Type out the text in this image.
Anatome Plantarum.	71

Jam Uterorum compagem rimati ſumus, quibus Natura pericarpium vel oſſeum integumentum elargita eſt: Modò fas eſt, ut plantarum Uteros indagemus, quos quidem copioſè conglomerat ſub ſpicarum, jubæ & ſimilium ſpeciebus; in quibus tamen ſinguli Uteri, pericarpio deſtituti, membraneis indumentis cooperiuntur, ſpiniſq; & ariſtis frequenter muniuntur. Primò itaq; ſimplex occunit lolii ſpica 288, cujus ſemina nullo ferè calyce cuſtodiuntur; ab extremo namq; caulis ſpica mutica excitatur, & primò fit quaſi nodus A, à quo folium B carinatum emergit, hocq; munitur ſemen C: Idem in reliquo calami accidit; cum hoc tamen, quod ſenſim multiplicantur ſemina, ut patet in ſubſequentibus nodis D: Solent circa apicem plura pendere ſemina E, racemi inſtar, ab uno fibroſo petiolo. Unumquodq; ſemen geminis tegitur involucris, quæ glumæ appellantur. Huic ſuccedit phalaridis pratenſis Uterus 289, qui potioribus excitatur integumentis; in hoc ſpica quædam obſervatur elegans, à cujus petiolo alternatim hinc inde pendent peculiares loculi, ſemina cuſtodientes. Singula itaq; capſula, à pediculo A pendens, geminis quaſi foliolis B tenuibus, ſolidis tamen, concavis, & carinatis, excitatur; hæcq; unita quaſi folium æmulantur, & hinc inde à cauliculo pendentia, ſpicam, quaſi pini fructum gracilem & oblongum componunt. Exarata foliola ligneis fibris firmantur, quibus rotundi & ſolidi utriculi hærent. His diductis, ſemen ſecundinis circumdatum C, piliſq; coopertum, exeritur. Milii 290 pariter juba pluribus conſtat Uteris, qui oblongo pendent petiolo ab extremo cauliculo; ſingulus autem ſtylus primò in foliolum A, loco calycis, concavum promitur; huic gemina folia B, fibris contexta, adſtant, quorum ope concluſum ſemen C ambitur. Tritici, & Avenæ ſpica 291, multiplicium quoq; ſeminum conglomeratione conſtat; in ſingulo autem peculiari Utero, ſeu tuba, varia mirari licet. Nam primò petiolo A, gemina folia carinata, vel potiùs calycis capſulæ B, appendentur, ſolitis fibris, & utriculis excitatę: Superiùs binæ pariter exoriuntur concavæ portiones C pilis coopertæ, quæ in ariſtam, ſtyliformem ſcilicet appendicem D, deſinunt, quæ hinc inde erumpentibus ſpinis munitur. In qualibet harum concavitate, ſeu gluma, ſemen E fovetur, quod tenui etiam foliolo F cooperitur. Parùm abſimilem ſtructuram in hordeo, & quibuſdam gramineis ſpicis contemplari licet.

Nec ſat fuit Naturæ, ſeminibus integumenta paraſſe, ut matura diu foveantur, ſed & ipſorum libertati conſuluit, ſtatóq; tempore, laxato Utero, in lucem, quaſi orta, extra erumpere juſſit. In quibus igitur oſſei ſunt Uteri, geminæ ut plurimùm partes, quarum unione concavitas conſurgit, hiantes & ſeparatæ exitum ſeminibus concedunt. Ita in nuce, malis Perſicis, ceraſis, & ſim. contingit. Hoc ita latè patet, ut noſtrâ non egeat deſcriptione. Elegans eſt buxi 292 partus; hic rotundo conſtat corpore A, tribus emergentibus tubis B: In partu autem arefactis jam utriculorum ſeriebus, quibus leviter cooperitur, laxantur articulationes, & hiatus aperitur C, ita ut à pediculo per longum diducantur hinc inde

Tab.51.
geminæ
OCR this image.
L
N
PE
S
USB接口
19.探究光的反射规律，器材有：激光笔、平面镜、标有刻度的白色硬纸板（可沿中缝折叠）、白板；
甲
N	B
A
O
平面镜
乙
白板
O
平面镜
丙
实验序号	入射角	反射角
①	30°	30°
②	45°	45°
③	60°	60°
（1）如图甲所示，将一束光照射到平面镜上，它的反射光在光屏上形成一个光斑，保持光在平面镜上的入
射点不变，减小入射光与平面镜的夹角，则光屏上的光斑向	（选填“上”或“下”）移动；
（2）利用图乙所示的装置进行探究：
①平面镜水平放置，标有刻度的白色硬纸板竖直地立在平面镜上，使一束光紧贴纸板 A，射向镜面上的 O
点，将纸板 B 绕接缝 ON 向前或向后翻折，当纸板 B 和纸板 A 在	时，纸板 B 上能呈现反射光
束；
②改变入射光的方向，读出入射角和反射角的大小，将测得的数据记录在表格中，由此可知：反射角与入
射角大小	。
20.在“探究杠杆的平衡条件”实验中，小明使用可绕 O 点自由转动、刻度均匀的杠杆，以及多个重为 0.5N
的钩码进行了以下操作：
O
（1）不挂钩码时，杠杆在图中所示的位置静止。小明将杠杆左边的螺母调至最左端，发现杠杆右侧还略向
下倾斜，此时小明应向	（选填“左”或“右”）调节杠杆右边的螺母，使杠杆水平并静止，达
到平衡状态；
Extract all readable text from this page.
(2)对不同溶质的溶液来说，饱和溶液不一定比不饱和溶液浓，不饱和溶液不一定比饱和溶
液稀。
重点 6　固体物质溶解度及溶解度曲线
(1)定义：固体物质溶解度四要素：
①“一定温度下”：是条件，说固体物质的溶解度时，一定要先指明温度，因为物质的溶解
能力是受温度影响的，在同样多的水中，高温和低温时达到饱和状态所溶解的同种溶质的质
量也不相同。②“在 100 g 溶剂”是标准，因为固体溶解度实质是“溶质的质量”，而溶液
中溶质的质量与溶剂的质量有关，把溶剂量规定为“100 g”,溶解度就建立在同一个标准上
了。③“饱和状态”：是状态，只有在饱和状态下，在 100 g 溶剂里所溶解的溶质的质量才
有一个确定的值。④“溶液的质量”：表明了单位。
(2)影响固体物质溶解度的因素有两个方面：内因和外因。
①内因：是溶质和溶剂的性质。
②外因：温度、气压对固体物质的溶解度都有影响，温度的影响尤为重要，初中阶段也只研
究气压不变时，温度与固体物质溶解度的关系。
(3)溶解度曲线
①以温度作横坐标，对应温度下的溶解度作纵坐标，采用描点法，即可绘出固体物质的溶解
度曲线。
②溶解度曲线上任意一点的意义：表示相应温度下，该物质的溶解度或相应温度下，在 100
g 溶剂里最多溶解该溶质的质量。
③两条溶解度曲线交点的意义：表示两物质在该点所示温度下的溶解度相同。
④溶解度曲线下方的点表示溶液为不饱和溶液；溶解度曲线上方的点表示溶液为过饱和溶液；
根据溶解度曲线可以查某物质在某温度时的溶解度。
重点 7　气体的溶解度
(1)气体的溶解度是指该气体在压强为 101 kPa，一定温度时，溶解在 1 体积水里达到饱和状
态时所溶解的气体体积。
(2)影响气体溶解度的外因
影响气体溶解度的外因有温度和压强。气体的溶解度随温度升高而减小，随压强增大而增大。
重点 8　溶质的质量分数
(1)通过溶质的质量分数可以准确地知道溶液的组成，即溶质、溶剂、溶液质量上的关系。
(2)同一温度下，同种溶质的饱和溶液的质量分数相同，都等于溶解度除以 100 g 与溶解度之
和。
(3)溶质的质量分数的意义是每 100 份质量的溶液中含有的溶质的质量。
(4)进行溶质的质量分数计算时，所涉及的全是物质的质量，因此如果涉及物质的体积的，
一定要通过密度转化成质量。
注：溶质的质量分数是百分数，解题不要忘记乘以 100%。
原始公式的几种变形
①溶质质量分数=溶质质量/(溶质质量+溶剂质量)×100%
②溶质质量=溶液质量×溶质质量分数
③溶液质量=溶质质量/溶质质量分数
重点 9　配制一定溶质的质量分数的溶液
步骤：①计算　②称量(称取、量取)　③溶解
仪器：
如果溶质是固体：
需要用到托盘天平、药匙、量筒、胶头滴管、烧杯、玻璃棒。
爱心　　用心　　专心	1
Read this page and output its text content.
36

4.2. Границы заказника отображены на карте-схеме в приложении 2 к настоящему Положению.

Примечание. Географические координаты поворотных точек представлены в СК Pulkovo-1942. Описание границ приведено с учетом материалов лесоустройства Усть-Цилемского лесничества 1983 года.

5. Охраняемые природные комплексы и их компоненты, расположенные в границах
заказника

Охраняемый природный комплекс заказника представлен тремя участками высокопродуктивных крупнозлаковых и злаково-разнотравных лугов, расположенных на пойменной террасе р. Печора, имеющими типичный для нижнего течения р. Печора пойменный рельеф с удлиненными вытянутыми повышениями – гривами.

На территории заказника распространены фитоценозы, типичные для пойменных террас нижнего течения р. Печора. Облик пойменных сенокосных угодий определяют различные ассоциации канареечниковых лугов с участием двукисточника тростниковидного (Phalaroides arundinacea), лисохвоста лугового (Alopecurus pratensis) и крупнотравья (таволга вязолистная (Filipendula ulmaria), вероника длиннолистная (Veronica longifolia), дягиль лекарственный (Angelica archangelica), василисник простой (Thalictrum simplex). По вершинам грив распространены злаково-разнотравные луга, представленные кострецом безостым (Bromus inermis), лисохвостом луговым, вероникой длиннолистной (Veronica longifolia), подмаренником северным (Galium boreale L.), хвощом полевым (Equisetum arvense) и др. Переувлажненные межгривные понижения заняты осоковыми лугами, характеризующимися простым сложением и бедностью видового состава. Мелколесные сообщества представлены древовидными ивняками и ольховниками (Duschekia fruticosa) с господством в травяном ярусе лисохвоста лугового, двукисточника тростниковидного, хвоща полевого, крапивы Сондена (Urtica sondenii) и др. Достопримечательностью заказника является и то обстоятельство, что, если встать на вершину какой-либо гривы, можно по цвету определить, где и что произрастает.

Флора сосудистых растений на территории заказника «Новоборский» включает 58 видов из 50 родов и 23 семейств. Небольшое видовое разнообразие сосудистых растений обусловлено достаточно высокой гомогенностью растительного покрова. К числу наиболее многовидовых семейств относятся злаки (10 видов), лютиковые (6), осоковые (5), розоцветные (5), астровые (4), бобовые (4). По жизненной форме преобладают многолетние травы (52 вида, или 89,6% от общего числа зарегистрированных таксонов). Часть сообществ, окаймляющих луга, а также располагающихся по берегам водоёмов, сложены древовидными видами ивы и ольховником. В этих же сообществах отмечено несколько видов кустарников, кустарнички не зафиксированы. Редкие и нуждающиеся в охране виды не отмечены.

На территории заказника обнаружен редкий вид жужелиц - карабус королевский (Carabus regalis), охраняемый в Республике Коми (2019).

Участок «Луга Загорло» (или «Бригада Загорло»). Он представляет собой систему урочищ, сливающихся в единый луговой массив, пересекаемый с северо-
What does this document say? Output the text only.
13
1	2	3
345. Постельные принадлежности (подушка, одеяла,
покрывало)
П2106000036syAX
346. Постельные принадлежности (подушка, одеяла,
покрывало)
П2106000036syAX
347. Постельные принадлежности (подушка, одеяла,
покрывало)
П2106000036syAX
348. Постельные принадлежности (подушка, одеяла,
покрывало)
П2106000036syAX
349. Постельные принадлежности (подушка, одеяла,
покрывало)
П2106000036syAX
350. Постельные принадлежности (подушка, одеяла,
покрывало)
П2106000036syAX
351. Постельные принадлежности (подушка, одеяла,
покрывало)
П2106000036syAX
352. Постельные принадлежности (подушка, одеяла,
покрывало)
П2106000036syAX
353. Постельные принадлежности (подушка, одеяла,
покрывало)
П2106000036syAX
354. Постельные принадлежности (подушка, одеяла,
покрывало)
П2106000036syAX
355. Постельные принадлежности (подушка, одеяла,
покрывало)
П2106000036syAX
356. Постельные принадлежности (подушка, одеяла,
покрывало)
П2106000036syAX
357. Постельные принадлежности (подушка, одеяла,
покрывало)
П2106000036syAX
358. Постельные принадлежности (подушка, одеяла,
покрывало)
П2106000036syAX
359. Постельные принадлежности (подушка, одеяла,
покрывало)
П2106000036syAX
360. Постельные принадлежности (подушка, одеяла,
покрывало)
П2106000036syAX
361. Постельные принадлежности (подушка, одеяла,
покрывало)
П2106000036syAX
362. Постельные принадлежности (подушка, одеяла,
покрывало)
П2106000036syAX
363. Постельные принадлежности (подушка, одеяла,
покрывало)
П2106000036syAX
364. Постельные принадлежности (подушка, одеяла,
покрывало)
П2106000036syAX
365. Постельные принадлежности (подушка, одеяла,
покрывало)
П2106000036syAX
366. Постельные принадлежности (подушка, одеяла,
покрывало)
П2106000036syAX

» **EXERCISE DIRECTIONS**
Check each line above for the string "image", then copy the ones that have it.

» **EXERCISE RESULT**
Type out the text in this image.
OCR this image.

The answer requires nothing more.